▶ _Requirements_
Copy every line from the material below that holds "people".

Dataset rows about figures:
•••
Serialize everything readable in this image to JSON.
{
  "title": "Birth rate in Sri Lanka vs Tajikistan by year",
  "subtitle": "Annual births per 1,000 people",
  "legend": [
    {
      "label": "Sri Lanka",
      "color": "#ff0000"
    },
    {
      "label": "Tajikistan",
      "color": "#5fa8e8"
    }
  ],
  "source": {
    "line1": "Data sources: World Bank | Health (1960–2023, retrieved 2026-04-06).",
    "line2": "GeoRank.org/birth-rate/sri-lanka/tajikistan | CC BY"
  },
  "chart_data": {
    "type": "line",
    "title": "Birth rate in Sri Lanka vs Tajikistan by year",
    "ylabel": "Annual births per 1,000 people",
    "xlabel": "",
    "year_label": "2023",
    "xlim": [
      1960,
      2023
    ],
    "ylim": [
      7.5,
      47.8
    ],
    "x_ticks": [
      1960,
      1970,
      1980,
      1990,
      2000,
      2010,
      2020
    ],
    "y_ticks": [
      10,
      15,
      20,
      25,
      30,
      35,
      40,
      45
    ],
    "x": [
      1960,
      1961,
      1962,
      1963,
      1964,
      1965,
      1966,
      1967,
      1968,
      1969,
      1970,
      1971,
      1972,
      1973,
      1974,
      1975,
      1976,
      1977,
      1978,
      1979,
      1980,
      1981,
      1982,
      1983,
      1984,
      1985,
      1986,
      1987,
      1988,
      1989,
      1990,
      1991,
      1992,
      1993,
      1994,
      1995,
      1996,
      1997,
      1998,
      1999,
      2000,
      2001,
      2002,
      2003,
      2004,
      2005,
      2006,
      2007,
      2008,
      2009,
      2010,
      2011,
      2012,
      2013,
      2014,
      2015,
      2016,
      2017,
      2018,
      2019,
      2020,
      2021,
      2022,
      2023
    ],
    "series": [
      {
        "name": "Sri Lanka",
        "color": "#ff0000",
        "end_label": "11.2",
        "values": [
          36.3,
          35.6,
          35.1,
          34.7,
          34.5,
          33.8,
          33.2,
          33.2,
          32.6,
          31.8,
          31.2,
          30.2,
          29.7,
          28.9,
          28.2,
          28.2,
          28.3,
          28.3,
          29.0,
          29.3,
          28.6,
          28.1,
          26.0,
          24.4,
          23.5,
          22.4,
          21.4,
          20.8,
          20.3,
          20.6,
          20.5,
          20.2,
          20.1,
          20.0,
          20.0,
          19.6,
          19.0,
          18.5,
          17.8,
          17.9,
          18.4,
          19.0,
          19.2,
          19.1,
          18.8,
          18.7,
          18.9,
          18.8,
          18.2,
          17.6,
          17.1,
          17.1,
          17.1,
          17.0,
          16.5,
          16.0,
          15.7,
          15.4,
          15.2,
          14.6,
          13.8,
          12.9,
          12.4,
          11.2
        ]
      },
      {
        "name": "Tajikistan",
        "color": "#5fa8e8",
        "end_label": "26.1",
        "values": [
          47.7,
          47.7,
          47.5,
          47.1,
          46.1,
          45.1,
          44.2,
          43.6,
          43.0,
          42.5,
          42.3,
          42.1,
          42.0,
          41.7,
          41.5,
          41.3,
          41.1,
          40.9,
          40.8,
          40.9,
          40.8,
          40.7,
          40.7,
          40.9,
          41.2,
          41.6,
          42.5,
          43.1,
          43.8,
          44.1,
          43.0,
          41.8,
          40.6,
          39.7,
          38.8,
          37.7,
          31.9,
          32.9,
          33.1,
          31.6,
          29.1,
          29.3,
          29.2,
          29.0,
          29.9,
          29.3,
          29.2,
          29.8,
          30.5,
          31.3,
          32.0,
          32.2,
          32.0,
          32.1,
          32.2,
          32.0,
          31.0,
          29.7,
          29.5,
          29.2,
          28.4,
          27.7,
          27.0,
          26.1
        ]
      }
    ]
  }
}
•••
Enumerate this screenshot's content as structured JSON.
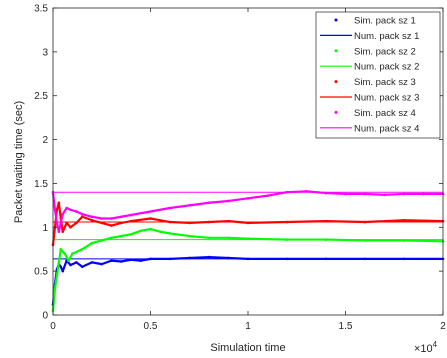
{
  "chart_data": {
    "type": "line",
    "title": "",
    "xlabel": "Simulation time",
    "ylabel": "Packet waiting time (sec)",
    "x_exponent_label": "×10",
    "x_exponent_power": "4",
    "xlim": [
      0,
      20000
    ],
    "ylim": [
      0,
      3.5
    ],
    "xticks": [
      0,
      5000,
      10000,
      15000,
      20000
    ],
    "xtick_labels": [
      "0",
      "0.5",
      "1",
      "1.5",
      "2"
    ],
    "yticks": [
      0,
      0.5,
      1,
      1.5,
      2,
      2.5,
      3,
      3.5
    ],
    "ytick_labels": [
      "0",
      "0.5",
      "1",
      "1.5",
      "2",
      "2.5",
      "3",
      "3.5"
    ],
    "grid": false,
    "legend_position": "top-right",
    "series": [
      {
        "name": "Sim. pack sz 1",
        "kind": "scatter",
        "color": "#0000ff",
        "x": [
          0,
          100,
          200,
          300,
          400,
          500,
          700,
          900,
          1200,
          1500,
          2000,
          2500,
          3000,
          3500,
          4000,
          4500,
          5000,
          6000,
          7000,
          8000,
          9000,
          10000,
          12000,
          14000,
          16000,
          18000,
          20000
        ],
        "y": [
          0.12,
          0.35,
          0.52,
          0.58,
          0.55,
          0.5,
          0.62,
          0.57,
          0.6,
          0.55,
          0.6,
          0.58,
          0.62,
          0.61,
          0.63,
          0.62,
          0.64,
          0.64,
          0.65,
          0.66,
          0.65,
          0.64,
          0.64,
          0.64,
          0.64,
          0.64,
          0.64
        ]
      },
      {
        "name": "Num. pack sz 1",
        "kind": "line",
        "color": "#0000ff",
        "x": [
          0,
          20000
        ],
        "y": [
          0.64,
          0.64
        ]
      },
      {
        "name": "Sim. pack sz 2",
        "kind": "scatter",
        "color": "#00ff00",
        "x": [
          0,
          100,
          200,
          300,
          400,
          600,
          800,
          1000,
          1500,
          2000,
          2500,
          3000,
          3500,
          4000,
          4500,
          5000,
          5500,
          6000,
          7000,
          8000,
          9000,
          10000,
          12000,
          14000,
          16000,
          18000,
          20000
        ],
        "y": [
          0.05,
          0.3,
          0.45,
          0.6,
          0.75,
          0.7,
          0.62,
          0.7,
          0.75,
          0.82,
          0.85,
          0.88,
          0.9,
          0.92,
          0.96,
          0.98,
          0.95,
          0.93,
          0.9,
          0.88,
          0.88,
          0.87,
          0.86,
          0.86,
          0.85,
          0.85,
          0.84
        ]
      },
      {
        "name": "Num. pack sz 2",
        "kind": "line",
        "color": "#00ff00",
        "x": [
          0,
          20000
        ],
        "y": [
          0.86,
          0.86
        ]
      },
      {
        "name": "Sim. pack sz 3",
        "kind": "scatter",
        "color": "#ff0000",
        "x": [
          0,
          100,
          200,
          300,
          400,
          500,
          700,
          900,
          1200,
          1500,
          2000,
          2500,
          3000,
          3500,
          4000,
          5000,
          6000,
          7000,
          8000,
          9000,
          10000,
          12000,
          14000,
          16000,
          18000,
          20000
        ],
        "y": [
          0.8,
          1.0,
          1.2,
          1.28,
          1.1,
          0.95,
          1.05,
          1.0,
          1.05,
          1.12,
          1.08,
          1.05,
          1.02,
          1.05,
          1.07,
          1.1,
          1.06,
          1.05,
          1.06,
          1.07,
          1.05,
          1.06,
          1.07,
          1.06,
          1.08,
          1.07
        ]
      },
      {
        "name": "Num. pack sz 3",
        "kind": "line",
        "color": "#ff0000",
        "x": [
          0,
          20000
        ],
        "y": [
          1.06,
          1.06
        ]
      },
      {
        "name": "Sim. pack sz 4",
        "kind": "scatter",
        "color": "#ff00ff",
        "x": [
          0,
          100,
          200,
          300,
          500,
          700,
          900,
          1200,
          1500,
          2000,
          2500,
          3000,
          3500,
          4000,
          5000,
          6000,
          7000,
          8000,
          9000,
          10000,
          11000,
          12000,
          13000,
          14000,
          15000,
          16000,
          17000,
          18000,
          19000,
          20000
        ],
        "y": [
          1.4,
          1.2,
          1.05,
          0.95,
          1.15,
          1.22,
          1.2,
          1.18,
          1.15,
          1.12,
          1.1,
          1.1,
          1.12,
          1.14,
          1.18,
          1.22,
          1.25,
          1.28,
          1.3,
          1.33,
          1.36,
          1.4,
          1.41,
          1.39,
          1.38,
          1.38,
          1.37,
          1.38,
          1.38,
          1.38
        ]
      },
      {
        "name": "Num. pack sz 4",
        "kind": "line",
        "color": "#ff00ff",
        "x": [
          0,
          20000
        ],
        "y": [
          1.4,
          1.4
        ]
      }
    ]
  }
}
•••
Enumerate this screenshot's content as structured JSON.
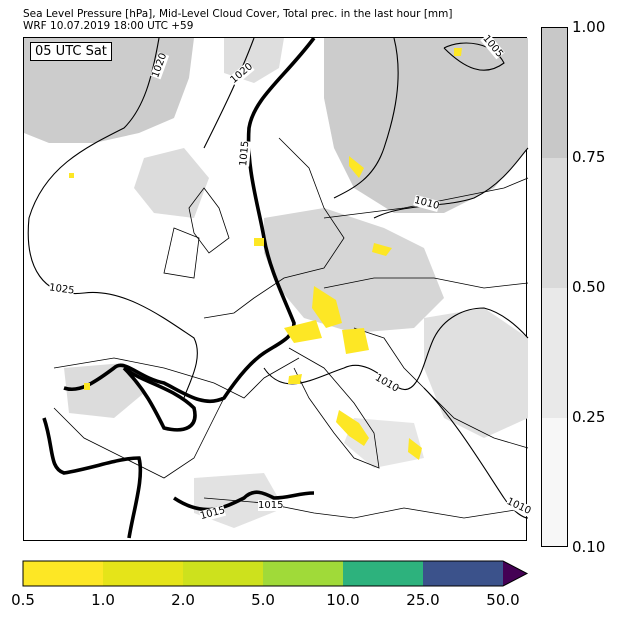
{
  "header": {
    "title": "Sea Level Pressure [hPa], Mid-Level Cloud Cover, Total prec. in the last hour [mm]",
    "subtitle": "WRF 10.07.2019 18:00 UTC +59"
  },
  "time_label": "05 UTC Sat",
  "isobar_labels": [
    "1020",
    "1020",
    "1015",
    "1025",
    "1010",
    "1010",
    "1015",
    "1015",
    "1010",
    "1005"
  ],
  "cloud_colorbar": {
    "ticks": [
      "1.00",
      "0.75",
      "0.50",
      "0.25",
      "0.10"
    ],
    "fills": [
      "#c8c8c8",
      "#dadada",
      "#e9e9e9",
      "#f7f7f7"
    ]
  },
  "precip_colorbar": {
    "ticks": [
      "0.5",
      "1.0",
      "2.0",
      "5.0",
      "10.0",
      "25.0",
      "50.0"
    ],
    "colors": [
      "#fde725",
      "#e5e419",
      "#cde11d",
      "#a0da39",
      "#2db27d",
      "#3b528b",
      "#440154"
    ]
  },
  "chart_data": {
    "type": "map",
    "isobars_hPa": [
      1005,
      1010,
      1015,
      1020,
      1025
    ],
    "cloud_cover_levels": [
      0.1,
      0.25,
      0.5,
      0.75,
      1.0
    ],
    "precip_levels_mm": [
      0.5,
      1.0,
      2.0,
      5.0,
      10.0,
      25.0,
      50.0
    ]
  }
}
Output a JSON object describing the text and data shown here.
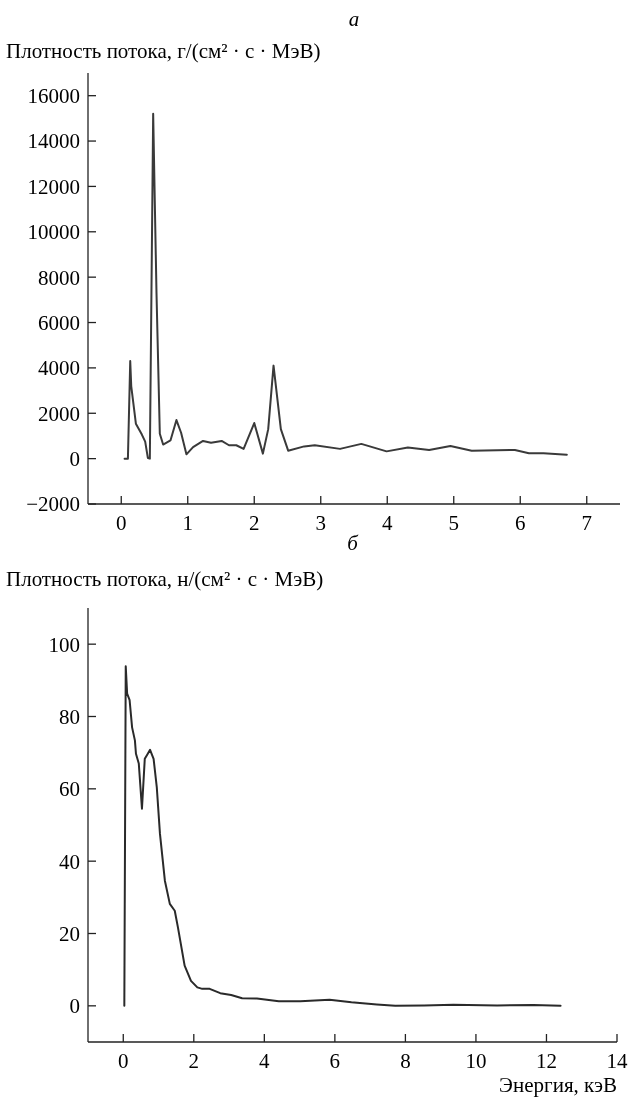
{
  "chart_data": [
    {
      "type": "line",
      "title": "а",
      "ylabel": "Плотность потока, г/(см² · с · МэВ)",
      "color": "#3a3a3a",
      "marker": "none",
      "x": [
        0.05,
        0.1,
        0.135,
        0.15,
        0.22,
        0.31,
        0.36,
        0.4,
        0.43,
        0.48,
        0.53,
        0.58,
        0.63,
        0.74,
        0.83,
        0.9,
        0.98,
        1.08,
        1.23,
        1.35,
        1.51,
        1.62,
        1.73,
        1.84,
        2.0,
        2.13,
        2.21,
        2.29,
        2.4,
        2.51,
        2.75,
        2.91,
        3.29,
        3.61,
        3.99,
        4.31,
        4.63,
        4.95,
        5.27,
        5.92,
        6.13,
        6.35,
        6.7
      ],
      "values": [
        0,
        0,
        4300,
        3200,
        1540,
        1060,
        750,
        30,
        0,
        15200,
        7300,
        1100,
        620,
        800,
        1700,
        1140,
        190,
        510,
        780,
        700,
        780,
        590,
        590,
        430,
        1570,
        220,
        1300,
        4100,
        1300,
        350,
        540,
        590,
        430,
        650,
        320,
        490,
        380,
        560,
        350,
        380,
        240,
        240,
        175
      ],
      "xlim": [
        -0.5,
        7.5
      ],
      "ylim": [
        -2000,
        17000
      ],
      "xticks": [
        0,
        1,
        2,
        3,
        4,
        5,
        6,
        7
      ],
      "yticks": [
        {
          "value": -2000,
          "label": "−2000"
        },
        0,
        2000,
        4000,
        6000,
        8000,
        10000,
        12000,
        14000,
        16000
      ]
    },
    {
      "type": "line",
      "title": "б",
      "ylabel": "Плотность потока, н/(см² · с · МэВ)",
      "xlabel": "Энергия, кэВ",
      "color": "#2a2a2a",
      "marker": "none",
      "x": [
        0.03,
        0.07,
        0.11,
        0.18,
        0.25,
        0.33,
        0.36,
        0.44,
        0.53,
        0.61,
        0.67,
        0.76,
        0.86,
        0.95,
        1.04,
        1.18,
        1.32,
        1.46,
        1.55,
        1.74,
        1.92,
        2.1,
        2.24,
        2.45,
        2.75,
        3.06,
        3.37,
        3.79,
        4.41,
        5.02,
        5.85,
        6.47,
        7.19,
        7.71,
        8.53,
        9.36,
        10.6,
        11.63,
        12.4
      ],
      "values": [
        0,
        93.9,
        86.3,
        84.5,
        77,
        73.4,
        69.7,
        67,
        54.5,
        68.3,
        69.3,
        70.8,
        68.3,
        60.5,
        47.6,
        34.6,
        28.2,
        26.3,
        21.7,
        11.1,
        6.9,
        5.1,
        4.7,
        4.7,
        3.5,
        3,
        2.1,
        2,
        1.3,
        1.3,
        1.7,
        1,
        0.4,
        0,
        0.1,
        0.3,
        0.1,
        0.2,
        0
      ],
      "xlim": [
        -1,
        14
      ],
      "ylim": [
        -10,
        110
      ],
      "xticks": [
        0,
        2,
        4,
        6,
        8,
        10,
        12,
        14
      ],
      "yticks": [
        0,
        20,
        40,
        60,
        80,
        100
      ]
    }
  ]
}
•••
▶ _Result below_
  "subtitle": "Annual births per 1,000 people",
    "ylabel": "Annual births per 1,000 people",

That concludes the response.